## Stated exercise
Locate each line holding the string "change" and copy it.

#### Data in this exercise ####

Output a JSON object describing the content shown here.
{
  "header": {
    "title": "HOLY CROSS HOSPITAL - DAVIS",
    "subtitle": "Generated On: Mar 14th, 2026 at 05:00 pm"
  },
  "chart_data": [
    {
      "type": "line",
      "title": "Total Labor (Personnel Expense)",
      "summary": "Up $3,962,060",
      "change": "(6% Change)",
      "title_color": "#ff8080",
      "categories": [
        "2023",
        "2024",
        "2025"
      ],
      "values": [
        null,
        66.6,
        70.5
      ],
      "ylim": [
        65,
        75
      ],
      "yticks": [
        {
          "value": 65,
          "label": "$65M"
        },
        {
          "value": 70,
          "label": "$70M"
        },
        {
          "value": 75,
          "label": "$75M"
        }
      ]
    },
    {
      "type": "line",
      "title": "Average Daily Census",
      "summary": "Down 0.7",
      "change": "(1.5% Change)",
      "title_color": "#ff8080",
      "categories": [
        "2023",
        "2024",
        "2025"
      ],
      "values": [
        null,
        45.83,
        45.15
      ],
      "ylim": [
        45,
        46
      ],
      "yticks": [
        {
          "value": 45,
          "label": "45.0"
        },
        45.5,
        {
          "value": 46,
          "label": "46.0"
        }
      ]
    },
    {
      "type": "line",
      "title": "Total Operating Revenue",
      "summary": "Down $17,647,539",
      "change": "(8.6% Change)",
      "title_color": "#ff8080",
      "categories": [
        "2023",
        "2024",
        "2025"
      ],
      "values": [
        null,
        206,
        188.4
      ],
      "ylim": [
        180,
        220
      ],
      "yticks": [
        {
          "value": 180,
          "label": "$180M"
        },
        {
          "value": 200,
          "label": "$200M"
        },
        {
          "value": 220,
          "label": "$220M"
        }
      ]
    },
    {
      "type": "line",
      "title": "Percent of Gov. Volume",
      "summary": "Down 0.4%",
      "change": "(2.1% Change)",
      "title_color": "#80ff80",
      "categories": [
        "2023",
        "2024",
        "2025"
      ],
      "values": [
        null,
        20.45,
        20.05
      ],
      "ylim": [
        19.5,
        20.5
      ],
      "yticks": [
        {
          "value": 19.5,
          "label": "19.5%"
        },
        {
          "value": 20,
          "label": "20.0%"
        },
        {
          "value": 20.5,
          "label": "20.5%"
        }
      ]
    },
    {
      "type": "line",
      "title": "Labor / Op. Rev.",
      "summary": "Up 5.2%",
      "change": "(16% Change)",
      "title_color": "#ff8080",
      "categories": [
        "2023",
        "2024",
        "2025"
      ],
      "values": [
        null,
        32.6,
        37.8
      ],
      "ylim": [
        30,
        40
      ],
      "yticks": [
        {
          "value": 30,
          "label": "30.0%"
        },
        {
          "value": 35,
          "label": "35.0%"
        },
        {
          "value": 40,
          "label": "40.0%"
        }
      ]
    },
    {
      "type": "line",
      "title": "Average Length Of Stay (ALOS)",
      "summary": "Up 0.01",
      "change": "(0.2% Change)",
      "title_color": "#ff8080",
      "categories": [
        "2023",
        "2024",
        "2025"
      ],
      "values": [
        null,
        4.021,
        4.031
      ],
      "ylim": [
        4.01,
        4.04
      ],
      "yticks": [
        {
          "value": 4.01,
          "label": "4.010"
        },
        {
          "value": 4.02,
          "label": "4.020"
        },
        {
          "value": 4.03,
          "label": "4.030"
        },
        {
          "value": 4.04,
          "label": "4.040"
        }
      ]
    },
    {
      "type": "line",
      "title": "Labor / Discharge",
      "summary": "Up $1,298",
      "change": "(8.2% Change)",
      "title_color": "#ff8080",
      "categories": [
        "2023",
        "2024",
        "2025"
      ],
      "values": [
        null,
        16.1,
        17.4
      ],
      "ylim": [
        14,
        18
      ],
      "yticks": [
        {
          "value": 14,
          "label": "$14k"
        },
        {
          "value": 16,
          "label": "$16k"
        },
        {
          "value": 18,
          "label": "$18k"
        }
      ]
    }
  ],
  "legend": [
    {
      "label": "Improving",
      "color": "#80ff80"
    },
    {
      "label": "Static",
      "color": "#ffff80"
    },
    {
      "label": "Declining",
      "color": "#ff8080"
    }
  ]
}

####

## Exercise solution
      "change": "(6% Change)",
      "change": "(1.5% Change)",
      "change": "(8.6% Change)",
      "change": "(2.1% Change)",
      "change": "(16% Change)",
      "change": "(0.2% Change)",
      "change": "(8.2% Change)",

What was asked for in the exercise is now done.